To be done -> All the data should come back exactly as it was given.

Stored items from a collection
══════════════════════════════

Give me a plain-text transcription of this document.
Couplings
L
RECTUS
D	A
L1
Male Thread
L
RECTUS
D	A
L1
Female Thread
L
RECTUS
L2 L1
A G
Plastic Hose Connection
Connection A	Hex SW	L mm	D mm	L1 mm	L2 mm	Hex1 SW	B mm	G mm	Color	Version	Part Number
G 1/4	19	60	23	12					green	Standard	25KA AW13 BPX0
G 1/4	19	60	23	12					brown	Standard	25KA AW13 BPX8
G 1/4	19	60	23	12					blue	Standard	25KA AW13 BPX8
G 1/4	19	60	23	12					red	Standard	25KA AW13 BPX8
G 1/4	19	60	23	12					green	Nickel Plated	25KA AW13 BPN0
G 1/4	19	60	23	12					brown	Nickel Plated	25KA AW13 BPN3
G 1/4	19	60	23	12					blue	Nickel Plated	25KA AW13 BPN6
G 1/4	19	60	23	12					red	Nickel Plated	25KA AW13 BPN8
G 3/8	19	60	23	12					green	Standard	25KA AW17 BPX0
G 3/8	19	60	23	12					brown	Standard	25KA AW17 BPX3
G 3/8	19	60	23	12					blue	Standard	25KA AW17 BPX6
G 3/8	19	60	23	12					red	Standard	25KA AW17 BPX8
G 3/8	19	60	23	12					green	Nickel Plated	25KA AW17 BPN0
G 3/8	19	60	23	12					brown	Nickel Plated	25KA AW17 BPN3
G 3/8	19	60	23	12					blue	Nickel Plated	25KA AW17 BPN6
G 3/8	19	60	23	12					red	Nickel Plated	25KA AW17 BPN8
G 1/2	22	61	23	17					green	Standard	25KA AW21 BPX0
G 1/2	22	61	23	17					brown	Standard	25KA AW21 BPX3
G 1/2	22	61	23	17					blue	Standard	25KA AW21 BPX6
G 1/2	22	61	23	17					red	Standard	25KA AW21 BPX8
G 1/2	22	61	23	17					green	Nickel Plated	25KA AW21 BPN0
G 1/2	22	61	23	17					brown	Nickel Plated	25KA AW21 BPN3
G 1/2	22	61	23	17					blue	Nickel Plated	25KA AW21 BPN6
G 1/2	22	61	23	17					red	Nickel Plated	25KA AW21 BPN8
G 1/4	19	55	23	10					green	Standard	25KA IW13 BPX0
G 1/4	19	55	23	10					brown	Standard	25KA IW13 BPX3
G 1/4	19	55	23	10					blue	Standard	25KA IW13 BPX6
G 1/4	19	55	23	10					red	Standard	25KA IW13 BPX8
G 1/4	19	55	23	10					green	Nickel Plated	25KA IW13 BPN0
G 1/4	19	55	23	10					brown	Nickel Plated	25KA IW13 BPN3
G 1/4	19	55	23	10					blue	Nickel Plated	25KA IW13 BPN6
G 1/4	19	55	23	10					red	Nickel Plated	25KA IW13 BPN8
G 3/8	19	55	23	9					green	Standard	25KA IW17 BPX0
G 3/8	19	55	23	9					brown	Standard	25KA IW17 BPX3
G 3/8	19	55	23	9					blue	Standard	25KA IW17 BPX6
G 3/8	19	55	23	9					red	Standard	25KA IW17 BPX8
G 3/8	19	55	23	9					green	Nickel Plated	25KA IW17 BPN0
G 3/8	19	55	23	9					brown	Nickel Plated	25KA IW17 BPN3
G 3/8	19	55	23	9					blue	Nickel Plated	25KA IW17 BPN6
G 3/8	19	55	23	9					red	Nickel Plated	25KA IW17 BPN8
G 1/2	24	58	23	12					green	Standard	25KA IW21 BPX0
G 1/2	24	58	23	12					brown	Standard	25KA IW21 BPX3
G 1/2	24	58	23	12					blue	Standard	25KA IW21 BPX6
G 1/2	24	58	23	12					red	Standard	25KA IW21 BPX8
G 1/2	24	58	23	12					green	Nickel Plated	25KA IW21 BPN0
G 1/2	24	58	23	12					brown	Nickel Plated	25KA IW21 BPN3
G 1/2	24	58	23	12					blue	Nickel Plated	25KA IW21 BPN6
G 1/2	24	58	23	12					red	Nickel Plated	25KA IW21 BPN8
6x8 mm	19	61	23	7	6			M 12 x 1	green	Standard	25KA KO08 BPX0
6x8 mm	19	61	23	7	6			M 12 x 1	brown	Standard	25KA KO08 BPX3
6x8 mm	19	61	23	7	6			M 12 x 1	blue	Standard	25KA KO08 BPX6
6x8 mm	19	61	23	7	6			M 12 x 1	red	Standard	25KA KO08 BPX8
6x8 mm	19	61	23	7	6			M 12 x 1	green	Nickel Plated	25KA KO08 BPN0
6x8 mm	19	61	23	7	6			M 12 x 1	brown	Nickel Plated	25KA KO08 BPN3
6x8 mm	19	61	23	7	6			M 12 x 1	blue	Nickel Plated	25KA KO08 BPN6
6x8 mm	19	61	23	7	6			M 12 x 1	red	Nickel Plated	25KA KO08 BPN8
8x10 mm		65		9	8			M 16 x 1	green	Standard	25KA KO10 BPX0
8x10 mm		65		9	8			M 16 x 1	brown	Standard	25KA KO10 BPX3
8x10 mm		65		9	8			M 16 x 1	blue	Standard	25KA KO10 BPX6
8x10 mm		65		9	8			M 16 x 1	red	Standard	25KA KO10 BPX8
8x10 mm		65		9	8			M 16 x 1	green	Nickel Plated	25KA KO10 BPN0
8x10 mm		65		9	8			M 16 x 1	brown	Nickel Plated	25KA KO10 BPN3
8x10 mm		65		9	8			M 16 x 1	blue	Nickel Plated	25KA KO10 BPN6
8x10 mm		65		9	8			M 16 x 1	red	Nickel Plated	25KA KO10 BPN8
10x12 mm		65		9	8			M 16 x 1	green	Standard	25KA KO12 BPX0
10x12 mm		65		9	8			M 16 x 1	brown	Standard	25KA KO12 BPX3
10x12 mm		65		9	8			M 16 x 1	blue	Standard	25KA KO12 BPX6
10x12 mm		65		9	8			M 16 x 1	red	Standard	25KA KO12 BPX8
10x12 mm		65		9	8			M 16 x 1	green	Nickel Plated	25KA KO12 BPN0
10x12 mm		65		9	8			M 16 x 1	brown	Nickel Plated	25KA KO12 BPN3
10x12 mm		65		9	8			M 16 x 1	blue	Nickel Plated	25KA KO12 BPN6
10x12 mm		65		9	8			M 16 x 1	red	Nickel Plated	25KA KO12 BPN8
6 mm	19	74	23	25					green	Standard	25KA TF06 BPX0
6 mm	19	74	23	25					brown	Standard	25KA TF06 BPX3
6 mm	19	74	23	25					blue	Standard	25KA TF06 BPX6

══════════════════════════════

Reply ->
Give me a plain-text transcription of this document.
Couplings
L
RECTUS
D	A
L1
Male Thread
L
RECTUS
D	A
L1
Female Thread
L
RECTUS
L2 L1
A G
Plastic Hose Connection
Connection A	Hex SW	L mm	D mm	L1 mm	L2 mm	Hex1 SW	B mm	G mm	Color	Version	Part Number
G 1/4	19	60	23	12					green	Standard	25KA AW13 BPX0
G 1/4	19	60	23	12					brown	Standard	25KA AW13 BPX8
G 1/4	19	60	23	12					blue	Standard	25KA AW13 BPX8
G 1/4	19	60	23	12					red	Standard	25KA AW13 BPX8
G 1/4	19	60	23	12					green	Nickel Plated	25KA AW13 BPN0
G 1/4	19	60	23	12					brown	Nickel Plated	25KA AW13 BPN3
G 1/4	19	60	23	12					blue	Nickel Plated	25KA AW13 BPN6
G 1/4	19	60	23	12					red	Nickel Plated	25KA AW13 BPN8
G 3/8	19	60	23	12					green	Standard	25KA AW17 BPX0
G 3/8	19	60	23	12					brown	Standard	25KA AW17 BPX3
G 3/8	19	60	23	12					blue	Standard	25KA AW17 BPX6
G 3/8	19	60	23	12					red	Standard	25KA AW17 BPX8
G 3/8	19	60	23	12					green	Nickel Plated	25KA AW17 BPN0
G 3/8	19	60	23	12					brown	Nickel Plated	25KA AW17 BPN3
G 3/8	19	60	23	12					blue	Nickel Plated	25KA AW17 BPN6
G 3/8	19	60	23	12					red	Nickel Plated	25KA AW17 BPN8
G 1/2	22	61	23	17					green	Standard	25KA AW21 BPX0
G 1/2	22	61	23	17					brown	Standard	25KA AW21 BPX3
G 1/2	22	61	23	17					blue	Standard	25KA AW21 BPX6
G 1/2	22	61	23	17					red	Standard	25KA AW21 BPX8
G 1/2	22	61	23	17					green	Nickel Plated	25KA AW21 BPN0
G 1/2	22	61	23	17					brown	Nickel Plated	25KA AW21 BPN3
G 1/2	22	61	23	17					blue	Nickel Plated	25KA AW21 BPN6
G 1/2	22	61	23	17					red	Nickel Plated	25KA AW21 BPN8
G 1/4	19	55	23	10					green	Standard	25KA IW13 BPX0
G 1/4	19	55	23	10					brown	Standard	25KA IW13 BPX3
G 1/4	19	55	23	10					blue	Standard	25KA IW13 BPX6
G 1/4	19	55	23	10					red	Standard	25KA IW13 BPX8
G 1/4	19	55	23	10					green	Nickel Plated	25KA IW13 BPN0
G 1/4	19	55	23	10					brown	Nickel Plated	25KA IW13 BPN3
G 1/4	19	55	23	10					blue	Nickel Plated	25KA IW13 BPN6
G 1/4	19	55	23	10					red	Nickel Plated	25KA IW13 BPN8
G 3/8	19	55	23	9					green	Standard	25KA IW17 BPX0
G 3/8	19	55	23	9					brown	Standard	25KA IW17 BPX3
G 3/8	19	55	23	9					blue	Standard	25KA IW17 BPX6
G 3/8	19	55	23	9					red	Standard	25KA IW17 BPX8
G 3/8	19	55	23	9					green	Nickel Plated	25KA IW17 BPN0
G 3/8	19	55	23	9					brown	Nickel Plated	25KA IW17 BPN3
G 3/8	19	55	23	9					blue	Nickel Plated	25KA IW17 BPN6
G 3/8	19	55	23	9					red	Nickel Plated	25KA IW17 BPN8
G 1/2	24	58	23	12					green	Standard	25KA IW21 BPX0
G 1/2	24	58	23	12					brown	Standard	25KA IW21 BPX3
G 1/2	24	58	23	12					blue	Standard	25KA IW21 BPX6
G 1/2	24	58	23	12					red	Standard	25KA IW21 BPX8
G 1/2	24	58	23	12					green	Nickel Plated	25KA IW21 BPN0
G 1/2	24	58	23	12					brown	Nickel Plated	25KA IW21 BPN3
G 1/2	24	58	23	12					blue	Nickel Plated	25KA IW21 BPN6
G 1/2	24	58	23	12					red	Nickel Plated	25KA IW21 BPN8
6x8 mm	19	61	23	7	6			M 12 x 1	green	Standard	25KA KO08 BPX0
6x8 mm	19	61	23	7	6			M 12 x 1	brown	Standard	25KA KO08 BPX3
6x8 mm	19	61	23	7	6			M 12 x 1	blue	Standard	25KA KO08 BPX6
6x8 mm	19	61	23	7	6			M 12 x 1	red	Standard	25KA KO08 BPX8
6x8 mm	19	61	23	7	6			M 12 x 1	green	Nickel Plated	25KA KO08 BPN0
6x8 mm	19	61	23	7	6			M 12 x 1	brown	Nickel Plated	25KA KO08 BPN3
6x8 mm	19	61	23	7	6			M 12 x 1	blue	Nickel Plated	25KA KO08 BPN6
6x8 mm	19	61	23	7	6			M 12 x 1	red	Nickel Plated	25KA KO08 BPN8
8x10 mm		65		9	8			M 16 x 1	green	Standard	25KA KO10 BPX0
8x10 mm		65		9	8			M 16 x 1	brown	Standard	25KA KO10 BPX3
8x10 mm		65		9	8			M 16 x 1	blue	Standard	25KA KO10 BPX6
8x10 mm		65		9	8			M 16 x 1	red	Standard	25KA KO10 BPX8
8x10 mm		65		9	8			M 16 x 1	green	Nickel Plated	25KA KO10 BPN0
8x10 mm		65		9	8			M 16 x 1	brown	Nickel Plated	25KA KO10 BPN3
8x10 mm		65		9	8			M 16 x 1	blue	Nickel Plated	25KA KO10 BPN6
8x10 mm		65		9	8			M 16 x 1	red	Nickel Plated	25KA KO10 BPN8
10x12 mm		65		9	8			M 16 x 1	green	Standard	25KA KO12 BPX0
10x12 mm		65		9	8			M 16 x 1	brown	Standard	25KA KO12 BPX3
10x12 mm		65		9	8			M 16 x 1	blue	Standard	25KA KO12 BPX6
10x12 mm		65		9	8			M 16 x 1	red	Standard	25KA KO12 BPX8
10x12 mm		65		9	8			M 16 x 1	green	Nickel Plated	25KA KO12 BPN0
10x12 mm		65		9	8			M 16 x 1	brown	Nickel Plated	25KA KO12 BPN3
10x12 mm		65		9	8			M 16 x 1	blue	Nickel Plated	25KA KO12 BPN6
10x12 mm		65		9	8			M 16 x 1	red	Nickel Plated	25KA KO12 BPN8
6 mm	19	74	23	25					green	Standard	25KA TF06 BPX0
6 mm	19	74	23	25					brown	Standard	25KA TF06 BPX3
6 mm	19	74	23	25					blue	Standard	25KA TF06 BPX6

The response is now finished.